#### TASK STATEMENT
Copy every line of the data below verbatim, without changing any characters.

#### AVAILABLE DATA
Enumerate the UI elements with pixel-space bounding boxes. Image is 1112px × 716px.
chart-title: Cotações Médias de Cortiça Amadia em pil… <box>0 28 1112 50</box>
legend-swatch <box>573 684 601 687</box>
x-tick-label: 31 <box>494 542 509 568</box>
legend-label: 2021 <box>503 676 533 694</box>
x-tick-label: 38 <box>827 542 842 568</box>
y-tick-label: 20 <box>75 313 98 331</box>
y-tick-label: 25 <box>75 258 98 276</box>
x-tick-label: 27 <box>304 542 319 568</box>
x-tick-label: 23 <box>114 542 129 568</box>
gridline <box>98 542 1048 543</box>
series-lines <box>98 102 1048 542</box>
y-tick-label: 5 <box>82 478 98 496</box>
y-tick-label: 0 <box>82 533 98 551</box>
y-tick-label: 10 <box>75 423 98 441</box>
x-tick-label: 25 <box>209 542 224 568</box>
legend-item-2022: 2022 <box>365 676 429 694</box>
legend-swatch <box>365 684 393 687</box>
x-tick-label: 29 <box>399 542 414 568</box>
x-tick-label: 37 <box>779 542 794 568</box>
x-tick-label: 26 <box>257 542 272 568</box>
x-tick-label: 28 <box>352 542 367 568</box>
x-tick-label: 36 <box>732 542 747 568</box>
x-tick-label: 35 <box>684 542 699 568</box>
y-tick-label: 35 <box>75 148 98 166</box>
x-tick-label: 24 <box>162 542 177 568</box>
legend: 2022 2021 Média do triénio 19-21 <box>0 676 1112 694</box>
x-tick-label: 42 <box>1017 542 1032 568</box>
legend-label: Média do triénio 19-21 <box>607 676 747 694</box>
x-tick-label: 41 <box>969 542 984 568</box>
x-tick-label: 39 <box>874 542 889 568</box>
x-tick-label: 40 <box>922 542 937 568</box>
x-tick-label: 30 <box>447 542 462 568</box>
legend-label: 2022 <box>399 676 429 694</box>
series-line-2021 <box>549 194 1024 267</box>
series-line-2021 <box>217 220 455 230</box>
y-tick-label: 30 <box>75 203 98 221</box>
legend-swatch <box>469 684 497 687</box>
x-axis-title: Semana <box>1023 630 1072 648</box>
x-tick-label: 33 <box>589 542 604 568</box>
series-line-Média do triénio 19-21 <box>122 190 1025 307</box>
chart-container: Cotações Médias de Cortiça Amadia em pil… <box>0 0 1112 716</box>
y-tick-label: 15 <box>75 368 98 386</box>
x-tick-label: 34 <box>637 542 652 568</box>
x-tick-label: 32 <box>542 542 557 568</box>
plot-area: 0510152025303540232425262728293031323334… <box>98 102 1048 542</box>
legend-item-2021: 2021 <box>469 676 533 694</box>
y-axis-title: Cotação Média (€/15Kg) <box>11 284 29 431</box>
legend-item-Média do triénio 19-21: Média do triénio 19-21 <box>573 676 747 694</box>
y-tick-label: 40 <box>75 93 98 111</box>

#### FINISHED TASK
Enumerate the UI elements with pixel-space bounding boxes. Image is 1112px × 716px.
chart-title: Cotações Médias de Cortiça Amadia em pil… <box>0 28 1112 50</box>
legend-swatch <box>573 684 601 687</box>
x-tick-label: 31 <box>494 542 509 568</box>
legend-label: 2021 <box>503 676 533 694</box>
x-tick-label: 38 <box>827 542 842 568</box>
y-tick-label: 20 <box>75 313 98 331</box>
y-tick-label: 25 <box>75 258 98 276</box>
x-tick-label: 27 <box>304 542 319 568</box>
x-tick-label: 23 <box>114 542 129 568</box>
gridline <box>98 542 1048 543</box>
series-lines <box>98 102 1048 542</box>
y-tick-label: 5 <box>82 478 98 496</box>
y-tick-label: 0 <box>82 533 98 551</box>
y-tick-label: 10 <box>75 423 98 441</box>
x-tick-label: 25 <box>209 542 224 568</box>
legend-item-2022: 2022 <box>365 676 429 694</box>
legend-swatch <box>365 684 393 687</box>
x-tick-label: 29 <box>399 542 414 568</box>
x-tick-label: 37 <box>779 542 794 568</box>
x-tick-label: 26 <box>257 542 272 568</box>
x-tick-label: 28 <box>352 542 367 568</box>
x-tick-label: 36 <box>732 542 747 568</box>
x-tick-label: 35 <box>684 542 699 568</box>
y-tick-label: 35 <box>75 148 98 166</box>
x-tick-label: 24 <box>162 542 177 568</box>
legend: 2022 2021 Média do triénio 19-21 <box>0 676 1112 694</box>
x-tick-label: 42 <box>1017 542 1032 568</box>
legend-label: Média do triénio 19-21 <box>607 676 747 694</box>
x-tick-label: 41 <box>969 542 984 568</box>
x-tick-label: 39 <box>874 542 889 568</box>
x-tick-label: 40 <box>922 542 937 568</box>
x-tick-label: 30 <box>447 542 462 568</box>
legend-label: 2022 <box>399 676 429 694</box>
series-line-2021 <box>549 194 1024 267</box>
series-line-2021 <box>217 220 455 230</box>
y-tick-label: 30 <box>75 203 98 221</box>
legend-swatch <box>469 684 497 687</box>
x-axis-title: Semana <box>1023 630 1072 648</box>
x-tick-label: 33 <box>589 542 604 568</box>
series-line-Média do triénio 19-21 <box>122 190 1025 307</box>
chart-container: Cotações Médias de Cortiça Amadia em pil… <box>0 0 1112 716</box>
y-tick-label: 15 <box>75 368 98 386</box>
x-tick-label: 34 <box>637 542 652 568</box>
x-tick-label: 32 <box>542 542 557 568</box>
plot-area: 0510152025303540232425262728293031323334… <box>98 102 1048 542</box>
legend-item-2021: 2021 <box>469 676 533 694</box>
y-axis-title: Cotação Média (€/15Kg) <box>11 284 29 431</box>
legend-item-Média do triénio 19-21: Média do triénio 19-21 <box>573 676 747 694</box>
y-tick-label: 40 <box>75 93 98 111</box>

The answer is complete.